Instructions for the task
Repeat all of the data precisely.

Material provided
◆ ◆ ◆
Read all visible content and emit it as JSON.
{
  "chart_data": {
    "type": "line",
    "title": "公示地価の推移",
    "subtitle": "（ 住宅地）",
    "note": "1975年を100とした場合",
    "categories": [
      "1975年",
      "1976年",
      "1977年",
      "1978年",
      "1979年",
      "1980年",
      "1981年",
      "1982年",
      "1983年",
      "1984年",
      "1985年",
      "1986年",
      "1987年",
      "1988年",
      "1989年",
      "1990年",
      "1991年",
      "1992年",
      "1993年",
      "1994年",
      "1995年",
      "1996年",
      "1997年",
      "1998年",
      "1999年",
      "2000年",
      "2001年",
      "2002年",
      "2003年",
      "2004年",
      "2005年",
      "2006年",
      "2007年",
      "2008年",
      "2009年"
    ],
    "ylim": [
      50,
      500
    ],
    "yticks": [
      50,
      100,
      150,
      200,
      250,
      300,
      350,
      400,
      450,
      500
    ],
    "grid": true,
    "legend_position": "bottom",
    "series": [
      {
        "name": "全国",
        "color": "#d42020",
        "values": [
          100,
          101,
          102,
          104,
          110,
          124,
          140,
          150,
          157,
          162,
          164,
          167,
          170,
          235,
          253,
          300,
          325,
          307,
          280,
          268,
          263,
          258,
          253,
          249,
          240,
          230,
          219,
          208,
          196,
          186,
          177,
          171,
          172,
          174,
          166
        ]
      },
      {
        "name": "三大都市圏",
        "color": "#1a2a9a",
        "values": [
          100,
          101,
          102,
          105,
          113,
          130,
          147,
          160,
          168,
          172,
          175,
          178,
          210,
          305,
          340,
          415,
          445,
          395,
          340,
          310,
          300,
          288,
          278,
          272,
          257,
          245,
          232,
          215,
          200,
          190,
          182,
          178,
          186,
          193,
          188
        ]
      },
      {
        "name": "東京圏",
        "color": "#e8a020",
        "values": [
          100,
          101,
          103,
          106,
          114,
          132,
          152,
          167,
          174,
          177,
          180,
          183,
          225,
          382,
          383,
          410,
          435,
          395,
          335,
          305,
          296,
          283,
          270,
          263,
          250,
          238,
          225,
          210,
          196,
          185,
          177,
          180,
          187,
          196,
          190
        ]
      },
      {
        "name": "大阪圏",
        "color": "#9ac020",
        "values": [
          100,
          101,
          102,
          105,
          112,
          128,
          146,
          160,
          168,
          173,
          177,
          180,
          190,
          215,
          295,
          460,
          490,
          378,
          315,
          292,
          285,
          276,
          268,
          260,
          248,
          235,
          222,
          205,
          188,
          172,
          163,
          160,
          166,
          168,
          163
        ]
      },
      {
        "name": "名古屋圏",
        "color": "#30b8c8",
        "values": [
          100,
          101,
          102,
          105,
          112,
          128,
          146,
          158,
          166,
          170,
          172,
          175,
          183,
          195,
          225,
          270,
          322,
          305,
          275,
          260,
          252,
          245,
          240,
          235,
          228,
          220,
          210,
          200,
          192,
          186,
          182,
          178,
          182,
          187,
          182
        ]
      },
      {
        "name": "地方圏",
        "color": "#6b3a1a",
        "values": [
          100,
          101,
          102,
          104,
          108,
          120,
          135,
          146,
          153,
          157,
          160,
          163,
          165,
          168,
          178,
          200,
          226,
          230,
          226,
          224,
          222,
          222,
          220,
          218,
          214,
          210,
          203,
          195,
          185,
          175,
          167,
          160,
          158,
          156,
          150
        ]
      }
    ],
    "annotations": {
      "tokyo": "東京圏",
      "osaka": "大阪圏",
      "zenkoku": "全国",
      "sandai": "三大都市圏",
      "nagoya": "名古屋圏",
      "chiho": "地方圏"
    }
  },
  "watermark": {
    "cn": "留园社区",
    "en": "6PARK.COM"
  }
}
◆ ◆ ◆
Response
Read all visible content and emit it as JSON.
{
  "chart_data": {
    "type": "line",
    "title": "公示地価の推移",
    "subtitle": "（ 住宅地）",
    "note": "1975年を100とした場合",
    "categories": [
      "1975年",
      "1976年",
      "1977年",
      "1978年",
      "1979年",
      "1980年",
      "1981年",
      "1982年",
      "1983年",
      "1984年",
      "1985年",
      "1986年",
      "1987年",
      "1988年",
      "1989年",
      "1990年",
      "1991年",
      "1992年",
      "1993年",
      "1994年",
      "1995年",
      "1996年",
      "1997年",
      "1998年",
      "1999年",
      "2000年",
      "2001年",
      "2002年",
      "2003年",
      "2004年",
      "2005年",
      "2006年",
      "2007年",
      "2008年",
      "2009年"
    ],
    "ylim": [
      50,
      500
    ],
    "yticks": [
      50,
      100,
      150,
      200,
      250,
      300,
      350,
      400,
      450,
      500
    ],
    "grid": true,
    "legend_position": "bottom",
    "series": [
      {
        "name": "全国",
        "color": "#d42020",
        "values": [
          100,
          101,
          102,
          104,
          110,
          124,
          140,
          150,
          157,
          162,
          164,
          167,
          170,
          235,
          253,
          300,
          325,
          307,
          280,
          268,
          263,
          258,
          253,
          249,
          240,
          230,
          219,
          208,
          196,
          186,
          177,
          171,
          172,
          174,
          166
        ]
      },
      {
        "name": "三大都市圏",
        "color": "#1a2a9a",
        "values": [
          100,
          101,
          102,
          105,
          113,
          130,
          147,
          160,
          168,
          172,
          175,
          178,
          210,
          305,
          340,
          415,
          445,
          395,
          340,
          310,
          300,
          288,
          278,
          272,
          257,
          245,
          232,
          215,
          200,
          190,
          182,
          178,
          186,
          193,
          188
        ]
      },
      {
        "name": "東京圏",
        "color": "#e8a020",
        "values": [
          100,
          101,
          103,
          106,
          114,
          132,
          152,
          167,
          174,
          177,
          180,
          183,
          225,
          382,
          383,
          410,
          435,
          395,
          335,
          305,
          296,
          283,
          270,
          263,
          250,
          238,
          225,
          210,
          196,
          185,
          177,
          180,
          187,
          196,
          190
        ]
      },
      {
        "name": "大阪圏",
        "color": "#9ac020",
        "values": [
          100,
          101,
          102,
          105,
          112,
          128,
          146,
          160,
          168,
          173,
          177,
          180,
          190,
          215,
          295,
          460,
          490,
          378,
          315,
          292,
          285,
          276,
          268,
          260,
          248,
          235,
          222,
          205,
          188,
          172,
          163,
          160,
          166,
          168,
          163
        ]
      },
      {
        "name": "名古屋圏",
        "color": "#30b8c8",
        "values": [
          100,
          101,
          102,
          105,
          112,
          128,
          146,
          158,
          166,
          170,
          172,
          175,
          183,
          195,
          225,
          270,
          322,
          305,
          275,
          260,
          252,
          245,
          240,
          235,
          228,
          220,
          210,
          200,
          192,
          186,
          182,
          178,
          182,
          187,
          182
        ]
      },
      {
        "name": "地方圏",
        "color": "#6b3a1a",
        "values": [
          100,
          101,
          102,
          104,
          108,
          120,
          135,
          146,
          153,
          157,
          160,
          163,
          165,
          168,
          178,
          200,
          226,
          230,
          226,
          224,
          222,
          222,
          220,
          218,
          214,
          210,
          203,
          195,
          185,
          175,
          167,
          160,
          158,
          156,
          150
        ]
      }
    ],
    "annotations": {
      "tokyo": "東京圏",
      "osaka": "大阪圏",
      "zenkoku": "全国",
      "sandai": "三大都市圏",
      "nagoya": "名古屋圏",
      "chiho": "地方圏"
    }
  },
  "watermark": {
    "cn": "留园社区",
    "en": "6PARK.COM"
  }
}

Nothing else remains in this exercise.